### DIRECTION:
Gather the lines from the material that contain "when".
^^^^
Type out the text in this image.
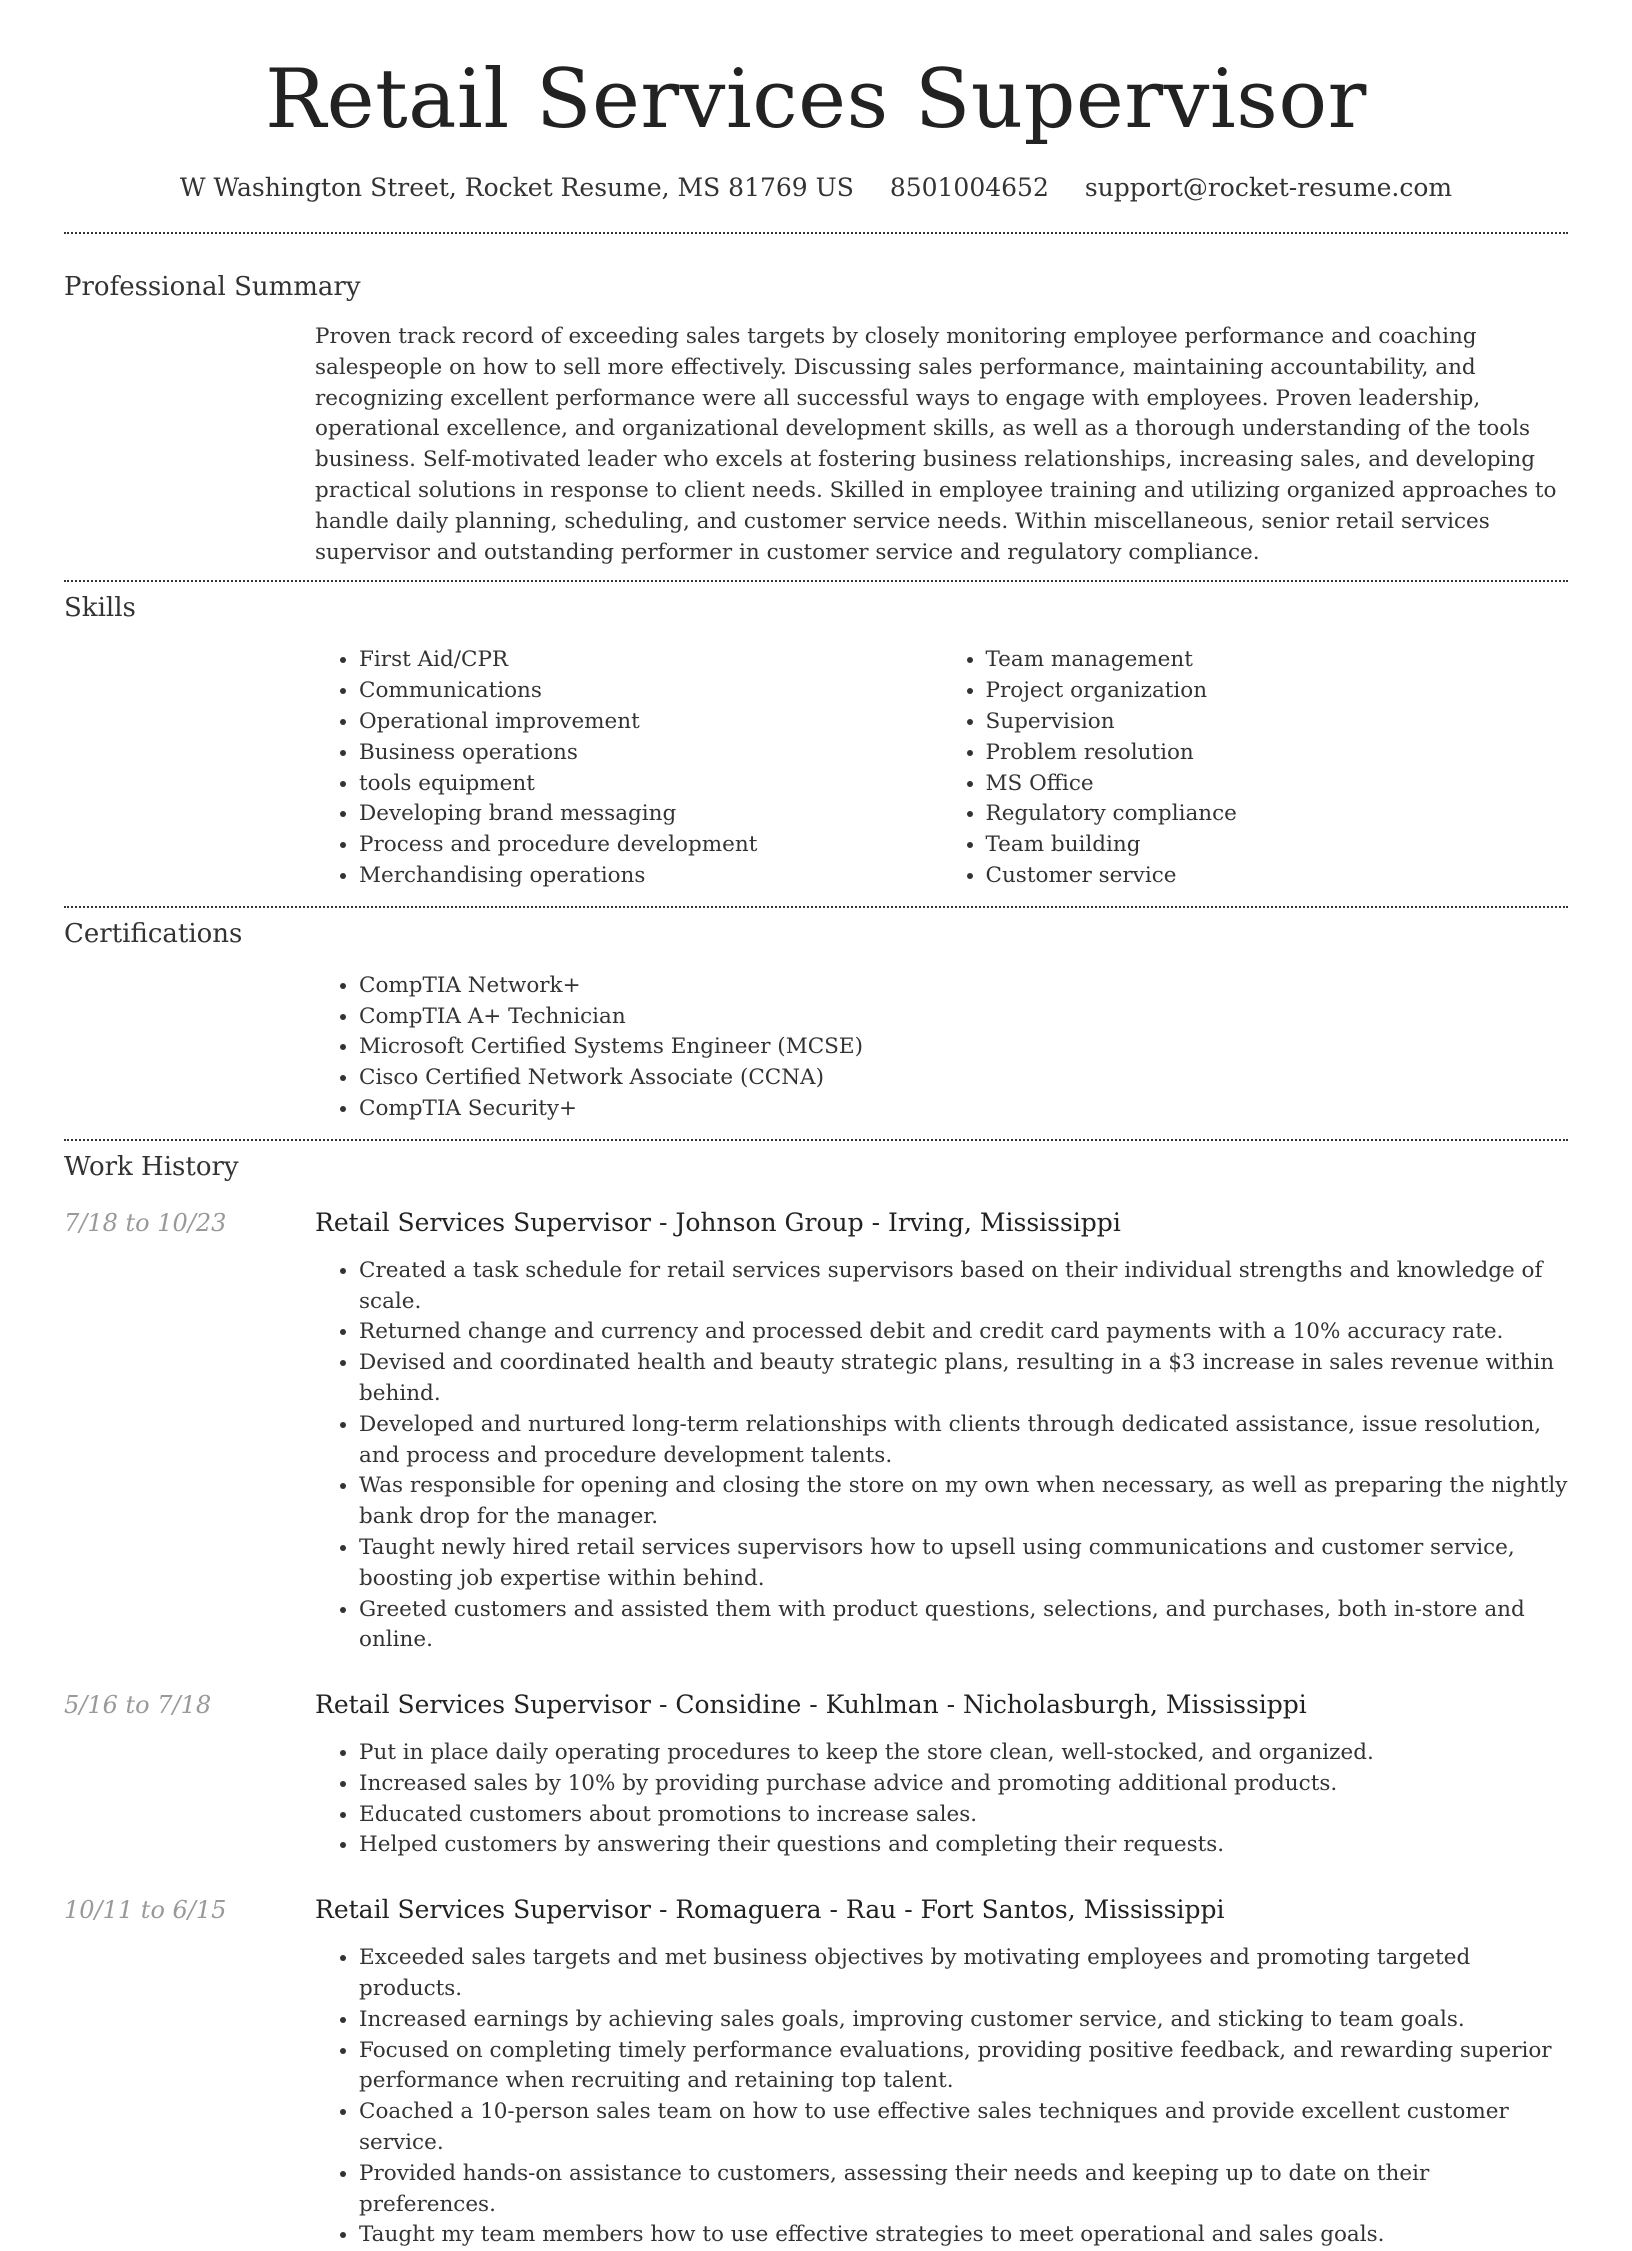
Retail Services Supervisor
W Washington Street, Rocket Resume, MS 81769 US 8501004652 support@rocket-resume.com
Professional Summary

Proven track record of exceeding sales targets by closely monitoring employee performance and coaching salespeople on how to sell more effectively. Discussing sales performance, maintaining accountability, and recognizing excellent performance were all successful ways to engage with employees. Proven leadership, operational excellence, and organizational development skills, as well as a thorough understanding of the tools business. Self-motivated leader who excels at fostering business relationships, increasing sales, and developing practical solutions in response to client needs. Skilled in employee training and utilizing organized approaches to handle daily planning, scheduling, and customer service needs. Within miscellaneous, senior retail services supervisor and outstanding performer in customer service and regulatory compliance.

Skills
• First Aid/CPR
• Communications
• Operational improvement
• Business operations
• tools equipment
• Developing brand messaging
• Process and procedure development
• Merchandising operations
• Team management
• Project organization
• Supervision
• Problem resolution
• MS Office
• Regulatory compliance
• Team building
• Customer service
Certifications
• CompTIA Network+
• CompTIA A+ Technician
• Microsoft Certified Systems Engineer (MCSE)
• Cisco Certified Network Associate (CCNA)
• CompTIA Security+
Work History
7/18 to 10/23	Retail Services Supervisor - Johnson Group - Irving, Mississippi
• Created a task schedule for retail services supervisors based on their individual strengths and knowledge of scale.
• Returned change and currency and processed debit and credit card payments with a 10% accuracy rate.
• Devised and coordinated health and beauty strategic plans, resulting in a $3 increase in sales revenue within behind.
• Developed and nurtured long-term relationships with clients through dedicated assistance, issue resolution, and process and procedure development talents.
• Was responsible for opening and closing the store on my own when necessary, as well as preparing the nightly bank drop for the manager.
• Taught newly hired retail services supervisors how to upsell using communications and customer service, boosting job expertise within behind.
• Greeted customers and assisted them with product questions, selections, and purchases, both in-store and online.
5/16 to 7/18	Retail Services Supervisor - Considine - Kuhlman - Nicholasburgh, Mississippi
• Put in place daily operating procedures to keep the store clean, well-stocked, and organized.
• Increased sales by 10% by providing purchase advice and promoting additional products.
• Educated customers about promotions to increase sales.
• Helped customers by answering their questions and completing their requests.
10/11 to 6/15	Retail Services Supervisor - Romaguera - Rau - Fort Santos, Mississippi
• Exceeded sales targets and met business objectives by motivating employees and promoting targeted products.
• Increased earnings by achieving sales goals, improving customer service, and sticking to team goals.
• Focused on completing timely performance evaluations, providing positive feedback, and rewarding superior performance when recruiting and retaining top talent.
• Coached a 10-person sales team on how to use effective sales techniques and provide excellent customer service.
• Provided hands-on assistance to customers, assessing their needs and keeping up to date on their preferences.
• Taught my team members how to use effective strategies to meet operational and sales goals.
^^^^
### RESPONSE FOR THIS EXERCISE:
• Was responsible for opening and closing the store on my own when necessary, as well as preparing the nightly bank drop for the manager.
• Focused on completing timely performance evaluations, providing positive feedback, and rewarding superior performance when recruiting and retaining top talent.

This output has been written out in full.